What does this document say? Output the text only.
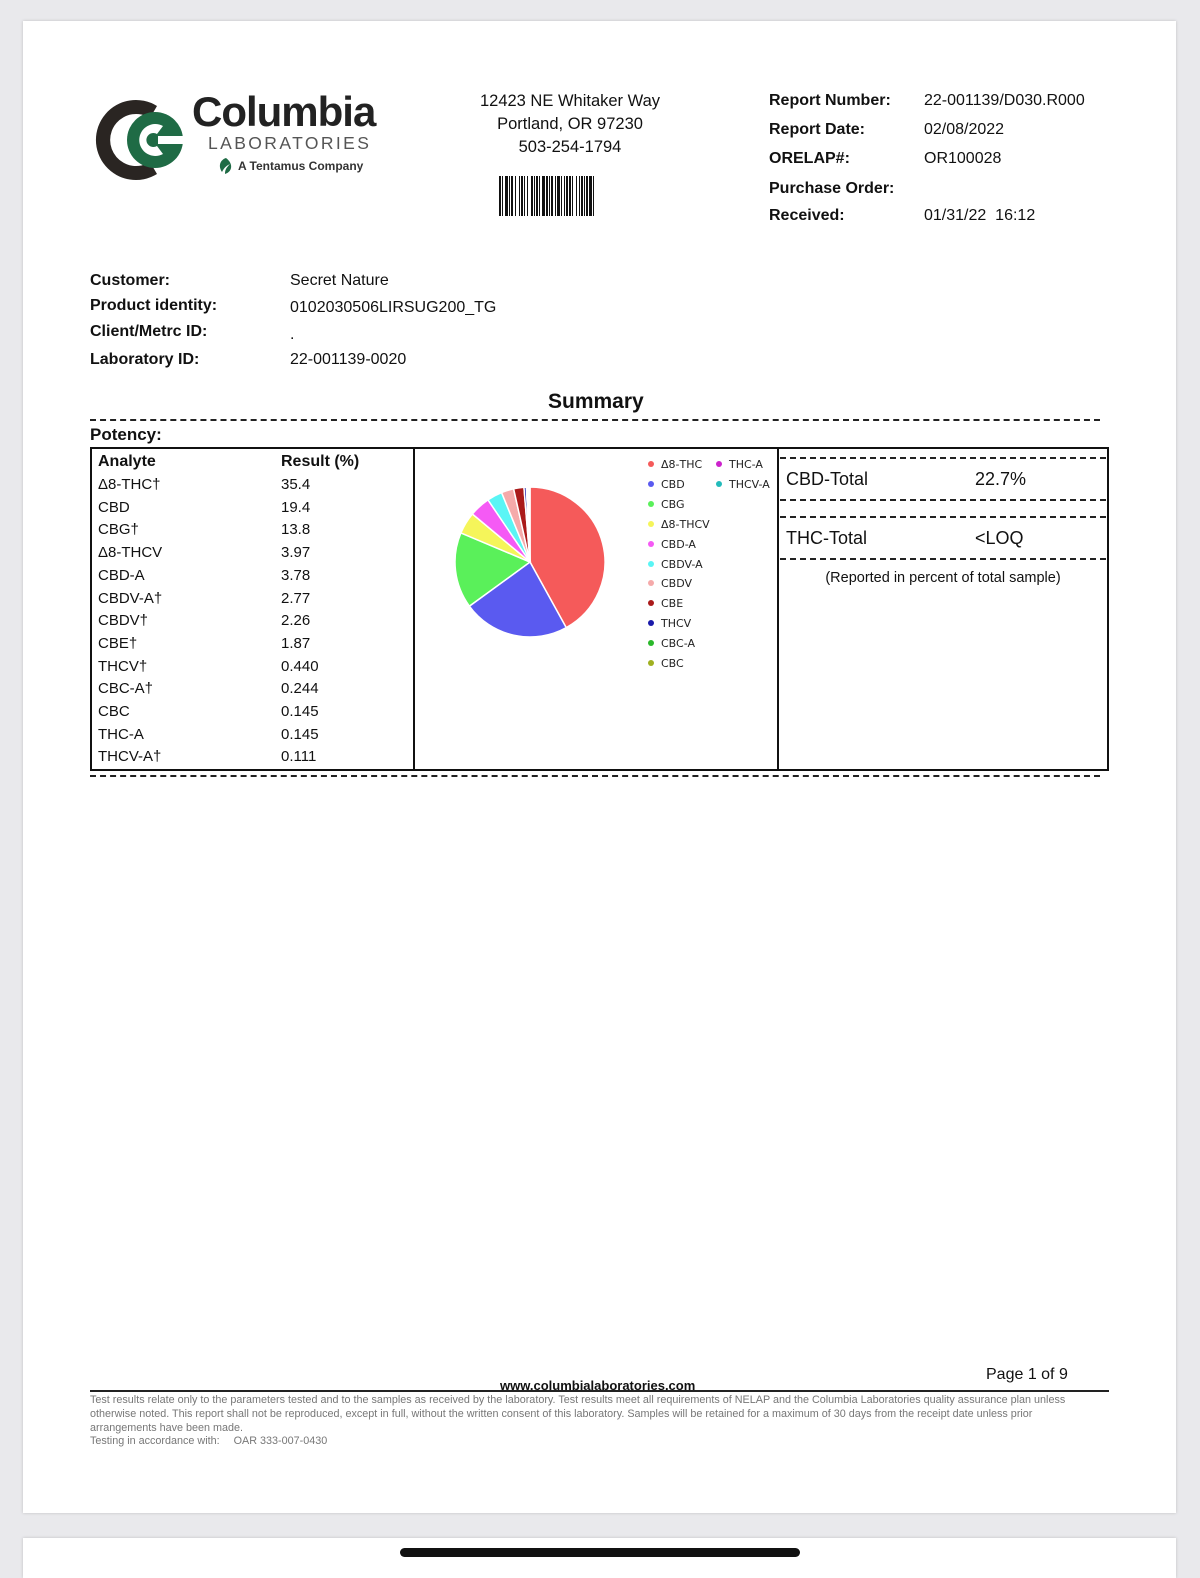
Columbia
LABORATORIES
A Tentamus Company
12423 NE Whitaker Way
Portland, OR 97230
503-254-1794
Report Number: 22-001139/D030.R000
Report Date:	02/08/2022
ORELAP#:	OR100028
Purchase Order:
Received:	01/31/22  16:12
Customer:	Secret Nature
Product identity:	0102030506LIRSUG200_TG
Client/Metrc ID:	.
Laboratory ID:	22-001139-0020
Summary
Potency:
Analyte	Result (%)
Δ8-THC†	35.4
CBD	19.4
CBG†	13.8
Δ8-THCV	3.97
CBD-A	3.78
CBDV-A†	2.77
CBDV†	2.26
CBE†	1.87
THCV†	0.440
CBC-A†	0.244
CBC	0.145
THC-A	0.145
THCV-A†	0.111
Δ8-THC
CBD
CBG
Δ8-THCV
CBD-A
CBDV-A
CBDV
CBE
THCV
CBC-A
CBC
THC-A
THCV-A CBD-Total	22.7%
THC-Total	<LOQ
(Reported in percent of total sample)
Page 1 of 9
www.columbialaboratories.com
Test results relate only to the parameters tested and to the samples as received by the laboratory. Test results meet all requirements of NELAP and the Columbia Laboratories quality assurance plan unless otherwise noted. This report shall not be reproduced, except in full, without the written consent of this laboratory. Samples will be retained for a maximum of 30 days from the receipt date unless prior arrangements have been made.
Testing in accordance with: OAR 333-007-0430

+ + +

WRITTEN INSTRUCTION —
The records above must be echoed exactly, minus their pictures.

THE REPLY —
What does this document say? Output the text only.
Columbia
LABORATORIES
A Tentamus Company
12423 NE Whitaker Way
Portland, OR 97230
503-254-1794
Report Number: 22-001139/D030.R000
Report Date:	02/08/2022
ORELAP#:	OR100028
Purchase Order:
Received:	01/31/22  16:12
Customer:	Secret Nature
Product identity:	0102030506LIRSUG200_TG
Client/Metrc ID:	.
Laboratory ID:	22-001139-0020
Summary
Potency:
Analyte	Result (%)
Δ8-THC†	35.4
CBD	19.4
CBG†	13.8
Δ8-THCV	3.97
CBD-A	3.78
CBDV-A†	2.77
CBDV†	2.26
CBE†	1.87
THCV†	0.440
CBC-A†	0.244
CBC	0.145
THC-A	0.145
THCV-A†	0.111
Δ8-THC
CBD
CBG
Δ8-THCV
CBD-A
CBDV-A
CBDV
CBE
THCV
CBC-A
CBC
THC-A
THCV-A CBD-Total	22.7%
THC-Total	<LOQ
(Reported in percent of total sample)
Page 1 of 9
www.columbialaboratories.com
Test results relate only to the parameters tested and to the samples as received by the laboratory. Test results meet all requirements of NELAP and the Columbia Laboratories quality assurance plan unless otherwise noted. This report shall not be reproduced, except in full, without the written consent of this laboratory. Samples will be retained for a maximum of 30 days from the receipt date unless prior arrangements have been made.
Testing in accordance with: OAR 333-007-0430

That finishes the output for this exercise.